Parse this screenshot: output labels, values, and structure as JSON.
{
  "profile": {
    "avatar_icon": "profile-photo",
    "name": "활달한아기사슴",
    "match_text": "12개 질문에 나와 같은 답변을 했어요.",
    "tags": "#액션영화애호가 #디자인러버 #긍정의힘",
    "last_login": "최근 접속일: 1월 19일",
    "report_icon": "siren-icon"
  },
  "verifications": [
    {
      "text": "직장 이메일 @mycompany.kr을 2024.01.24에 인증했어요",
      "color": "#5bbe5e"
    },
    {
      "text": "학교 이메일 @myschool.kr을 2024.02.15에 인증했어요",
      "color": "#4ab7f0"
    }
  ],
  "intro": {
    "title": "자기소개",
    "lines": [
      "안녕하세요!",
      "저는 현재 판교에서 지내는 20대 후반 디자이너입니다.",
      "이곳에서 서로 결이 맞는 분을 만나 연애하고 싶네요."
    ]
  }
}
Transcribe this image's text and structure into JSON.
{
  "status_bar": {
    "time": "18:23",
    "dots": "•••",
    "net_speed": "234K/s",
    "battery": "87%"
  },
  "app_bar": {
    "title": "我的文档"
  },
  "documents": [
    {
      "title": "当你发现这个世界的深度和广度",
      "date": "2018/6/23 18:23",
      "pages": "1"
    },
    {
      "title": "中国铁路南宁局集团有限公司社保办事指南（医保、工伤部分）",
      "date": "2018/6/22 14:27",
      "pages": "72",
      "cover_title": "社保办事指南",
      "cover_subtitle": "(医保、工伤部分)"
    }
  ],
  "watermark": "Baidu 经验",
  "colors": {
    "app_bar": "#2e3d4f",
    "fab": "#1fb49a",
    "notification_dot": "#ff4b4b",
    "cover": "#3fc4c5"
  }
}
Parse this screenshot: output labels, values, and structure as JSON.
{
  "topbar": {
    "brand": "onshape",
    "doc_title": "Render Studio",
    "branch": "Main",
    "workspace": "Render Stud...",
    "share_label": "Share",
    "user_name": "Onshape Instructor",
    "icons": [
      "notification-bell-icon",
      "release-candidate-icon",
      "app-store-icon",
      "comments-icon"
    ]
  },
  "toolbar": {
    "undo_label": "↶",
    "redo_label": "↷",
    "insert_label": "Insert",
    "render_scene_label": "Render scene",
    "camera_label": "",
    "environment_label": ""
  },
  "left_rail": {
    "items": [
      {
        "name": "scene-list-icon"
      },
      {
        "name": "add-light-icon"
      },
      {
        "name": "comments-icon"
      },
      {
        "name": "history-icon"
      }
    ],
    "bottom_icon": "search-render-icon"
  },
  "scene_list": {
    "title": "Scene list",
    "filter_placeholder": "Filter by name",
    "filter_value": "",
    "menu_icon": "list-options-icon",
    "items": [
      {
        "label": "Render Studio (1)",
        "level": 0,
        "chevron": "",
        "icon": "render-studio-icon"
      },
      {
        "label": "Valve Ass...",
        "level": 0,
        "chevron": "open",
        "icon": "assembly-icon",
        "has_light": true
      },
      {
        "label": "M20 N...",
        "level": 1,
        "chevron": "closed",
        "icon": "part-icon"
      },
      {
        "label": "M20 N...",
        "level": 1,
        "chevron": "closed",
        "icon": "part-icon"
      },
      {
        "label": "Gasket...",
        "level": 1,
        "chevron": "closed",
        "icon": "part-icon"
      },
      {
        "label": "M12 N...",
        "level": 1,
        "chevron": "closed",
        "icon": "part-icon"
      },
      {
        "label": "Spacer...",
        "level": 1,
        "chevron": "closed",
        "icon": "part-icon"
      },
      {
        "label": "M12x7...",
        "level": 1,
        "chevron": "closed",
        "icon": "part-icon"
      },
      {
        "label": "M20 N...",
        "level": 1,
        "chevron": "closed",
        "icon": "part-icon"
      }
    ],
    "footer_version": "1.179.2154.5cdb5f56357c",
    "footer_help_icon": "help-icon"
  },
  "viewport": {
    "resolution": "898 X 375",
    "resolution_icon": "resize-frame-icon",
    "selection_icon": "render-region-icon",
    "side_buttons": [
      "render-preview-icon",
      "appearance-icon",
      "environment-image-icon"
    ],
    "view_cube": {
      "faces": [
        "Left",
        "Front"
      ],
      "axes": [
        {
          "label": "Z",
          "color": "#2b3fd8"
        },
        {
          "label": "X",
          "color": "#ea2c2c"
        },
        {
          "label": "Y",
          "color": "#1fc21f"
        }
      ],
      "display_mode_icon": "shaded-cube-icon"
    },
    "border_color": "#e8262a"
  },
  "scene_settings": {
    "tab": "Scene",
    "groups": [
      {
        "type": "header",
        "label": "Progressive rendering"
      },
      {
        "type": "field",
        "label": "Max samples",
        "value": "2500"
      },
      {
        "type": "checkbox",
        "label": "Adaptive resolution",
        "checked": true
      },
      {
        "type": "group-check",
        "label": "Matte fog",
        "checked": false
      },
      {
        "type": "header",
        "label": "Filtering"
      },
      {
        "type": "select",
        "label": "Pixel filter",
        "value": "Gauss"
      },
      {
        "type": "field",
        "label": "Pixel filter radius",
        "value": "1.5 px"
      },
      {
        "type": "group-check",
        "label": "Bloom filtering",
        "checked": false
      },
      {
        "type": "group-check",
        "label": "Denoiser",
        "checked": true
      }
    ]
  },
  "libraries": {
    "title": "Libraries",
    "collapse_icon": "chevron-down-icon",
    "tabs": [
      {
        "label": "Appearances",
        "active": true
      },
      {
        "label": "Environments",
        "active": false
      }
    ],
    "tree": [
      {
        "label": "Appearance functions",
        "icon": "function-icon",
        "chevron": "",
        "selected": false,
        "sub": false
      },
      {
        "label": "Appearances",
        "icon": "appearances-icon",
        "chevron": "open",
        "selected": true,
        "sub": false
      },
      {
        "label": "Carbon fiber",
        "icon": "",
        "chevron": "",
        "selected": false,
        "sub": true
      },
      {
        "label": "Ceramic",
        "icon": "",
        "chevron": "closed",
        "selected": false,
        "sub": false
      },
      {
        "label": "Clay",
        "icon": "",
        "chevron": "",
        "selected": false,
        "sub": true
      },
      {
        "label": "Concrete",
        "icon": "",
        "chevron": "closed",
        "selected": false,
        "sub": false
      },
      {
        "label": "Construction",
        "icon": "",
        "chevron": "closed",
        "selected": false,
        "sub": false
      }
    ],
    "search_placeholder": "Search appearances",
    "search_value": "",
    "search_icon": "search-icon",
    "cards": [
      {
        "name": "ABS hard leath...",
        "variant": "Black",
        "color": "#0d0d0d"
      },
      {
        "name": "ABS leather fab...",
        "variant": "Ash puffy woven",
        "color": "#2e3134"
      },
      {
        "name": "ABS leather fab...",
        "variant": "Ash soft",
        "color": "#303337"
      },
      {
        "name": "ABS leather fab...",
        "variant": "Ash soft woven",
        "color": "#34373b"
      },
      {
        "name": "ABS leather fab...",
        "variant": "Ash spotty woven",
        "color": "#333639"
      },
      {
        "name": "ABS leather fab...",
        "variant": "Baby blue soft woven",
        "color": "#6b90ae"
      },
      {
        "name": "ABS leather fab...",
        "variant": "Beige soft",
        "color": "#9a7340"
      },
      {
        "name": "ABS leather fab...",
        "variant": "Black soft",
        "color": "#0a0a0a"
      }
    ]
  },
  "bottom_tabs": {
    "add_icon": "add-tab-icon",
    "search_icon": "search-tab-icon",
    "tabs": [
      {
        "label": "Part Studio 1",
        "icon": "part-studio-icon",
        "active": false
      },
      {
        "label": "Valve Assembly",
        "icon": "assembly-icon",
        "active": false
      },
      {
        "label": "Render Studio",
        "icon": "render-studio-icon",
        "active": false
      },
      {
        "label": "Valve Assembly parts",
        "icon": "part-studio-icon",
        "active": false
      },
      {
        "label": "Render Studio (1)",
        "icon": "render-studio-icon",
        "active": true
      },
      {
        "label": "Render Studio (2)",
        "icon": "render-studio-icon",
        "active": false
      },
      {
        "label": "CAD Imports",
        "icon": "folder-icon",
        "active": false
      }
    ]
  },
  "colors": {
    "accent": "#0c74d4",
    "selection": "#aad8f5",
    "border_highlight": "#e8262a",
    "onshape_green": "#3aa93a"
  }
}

= = = =

__EXERCISE GOAL__. Search the data for the string "Pixel" and copy each line where it appears.

__SOLUTION TO THE PROBLEM__.
        "label": "Pixel filter",
        "label": "Pixel filter radius",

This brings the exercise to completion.